Copy out every record precisely.

--- Begin ---

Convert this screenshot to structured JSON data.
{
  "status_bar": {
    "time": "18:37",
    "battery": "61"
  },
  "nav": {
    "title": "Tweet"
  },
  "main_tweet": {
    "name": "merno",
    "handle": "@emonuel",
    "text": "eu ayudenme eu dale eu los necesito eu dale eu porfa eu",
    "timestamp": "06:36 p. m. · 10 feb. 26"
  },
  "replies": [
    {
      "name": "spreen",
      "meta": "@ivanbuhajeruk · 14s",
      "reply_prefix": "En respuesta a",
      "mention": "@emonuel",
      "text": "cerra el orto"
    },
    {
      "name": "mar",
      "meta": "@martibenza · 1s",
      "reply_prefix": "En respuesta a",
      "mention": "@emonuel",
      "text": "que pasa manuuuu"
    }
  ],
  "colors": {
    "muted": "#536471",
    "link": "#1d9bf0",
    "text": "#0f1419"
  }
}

--- End ---

■ FULL ANSWER
Convert this screenshot to structured JSON data.
{
  "status_bar": {
    "time": "18:37",
    "battery": "61"
  },
  "nav": {
    "title": "Tweet"
  },
  "main_tweet": {
    "name": "merno",
    "handle": "@emonuel",
    "text": "eu ayudenme eu dale eu los necesito eu dale eu porfa eu",
    "timestamp": "06:36 p. m. · 10 feb. 26"
  },
  "replies": [
    {
      "name": "spreen",
      "meta": "@ivanbuhajeruk · 14s",
      "reply_prefix": "En respuesta a",
      "mention": "@emonuel",
      "text": "cerra el orto"
    },
    {
      "name": "mar",
      "meta": "@martibenza · 1s",
      "reply_prefix": "En respuesta a",
      "mention": "@emonuel",
      "text": "que pasa manuuuu"
    }
  ],
  "colors": {
    "muted": "#536471",
    "link": "#1d9bf0",
    "text": "#0f1419"
  }
}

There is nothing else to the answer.